[Start]

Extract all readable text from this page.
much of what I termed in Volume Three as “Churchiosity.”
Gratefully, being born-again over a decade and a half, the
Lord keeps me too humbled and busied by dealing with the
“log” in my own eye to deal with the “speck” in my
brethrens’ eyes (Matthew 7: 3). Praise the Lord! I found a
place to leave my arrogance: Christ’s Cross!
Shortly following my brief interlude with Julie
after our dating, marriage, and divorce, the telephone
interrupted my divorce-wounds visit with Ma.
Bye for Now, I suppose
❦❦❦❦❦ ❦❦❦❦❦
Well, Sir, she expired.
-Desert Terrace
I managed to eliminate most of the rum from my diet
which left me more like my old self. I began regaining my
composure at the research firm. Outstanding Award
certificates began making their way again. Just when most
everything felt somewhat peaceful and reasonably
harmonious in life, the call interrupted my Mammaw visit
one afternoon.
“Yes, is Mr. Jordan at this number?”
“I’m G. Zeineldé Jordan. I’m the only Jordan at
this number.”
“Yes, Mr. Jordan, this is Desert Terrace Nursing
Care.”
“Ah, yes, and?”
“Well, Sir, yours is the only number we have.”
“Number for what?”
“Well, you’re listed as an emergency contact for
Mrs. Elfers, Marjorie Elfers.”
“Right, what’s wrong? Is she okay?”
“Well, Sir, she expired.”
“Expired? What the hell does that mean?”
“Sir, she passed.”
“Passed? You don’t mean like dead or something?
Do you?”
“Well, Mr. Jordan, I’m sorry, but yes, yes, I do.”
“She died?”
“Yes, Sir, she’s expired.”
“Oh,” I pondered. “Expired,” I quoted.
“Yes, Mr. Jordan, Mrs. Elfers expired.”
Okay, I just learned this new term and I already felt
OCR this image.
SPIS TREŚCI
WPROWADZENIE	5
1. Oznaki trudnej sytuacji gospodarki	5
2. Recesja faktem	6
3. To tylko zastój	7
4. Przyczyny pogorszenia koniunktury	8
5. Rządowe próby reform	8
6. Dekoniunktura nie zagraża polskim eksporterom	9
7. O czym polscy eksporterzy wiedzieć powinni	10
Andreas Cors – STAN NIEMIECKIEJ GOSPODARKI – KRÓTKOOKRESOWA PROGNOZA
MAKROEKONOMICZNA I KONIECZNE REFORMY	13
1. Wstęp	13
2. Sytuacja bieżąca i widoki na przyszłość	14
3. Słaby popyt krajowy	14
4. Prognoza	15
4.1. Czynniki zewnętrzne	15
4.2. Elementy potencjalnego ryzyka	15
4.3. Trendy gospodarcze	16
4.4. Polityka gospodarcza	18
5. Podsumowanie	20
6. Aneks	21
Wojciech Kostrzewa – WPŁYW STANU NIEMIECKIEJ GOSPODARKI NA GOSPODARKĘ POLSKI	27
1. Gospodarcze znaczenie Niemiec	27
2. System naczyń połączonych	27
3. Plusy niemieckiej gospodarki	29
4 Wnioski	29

[End]

INSTRUCTION: Quote exactly the line containing "OCR this image." and every later line through the end of the listing, and no other lines.

FINAL RESULT:
OCR this image.
SPIS TREŚCI
WPROWADZENIE	5
1. Oznaki trudnej sytuacji gospodarki	5
2. Recesja faktem	6
3. To tylko zastój	7
4. Przyczyny pogorszenia koniunktury	8
5. Rządowe próby reform	8
6. Dekoniunktura nie zagraża polskim eksporterom	9
7. O czym polscy eksporterzy wiedzieć powinni	10
Andreas Cors – STAN NIEMIECKIEJ GOSPODARKI – KRÓTKOOKRESOWA PROGNOZA
MAKROEKONOMICZNA I KONIECZNE REFORMY	13
1. Wstęp	13
2. Sytuacja bieżąca i widoki na przyszłość	14
3. Słaby popyt krajowy	14
4. Prognoza	15
4.1. Czynniki zewnętrzne	15
4.2. Elementy potencjalnego ryzyka	15
4.3. Trendy gospodarcze	16
4.4. Polityka gospodarcza	18
5. Podsumowanie	20
6. Aneks	21
Wojciech Kostrzewa – WPŁYW STANU NIEMIECKIEJ GOSPODARKI NA GOSPODARKĘ POLSKI	27
1. Gospodarcze znaczenie Niemiec	27
2. System naczyń połączonych	27
3. Plusy niemieckiej gospodarki	29
4 Wnioski	29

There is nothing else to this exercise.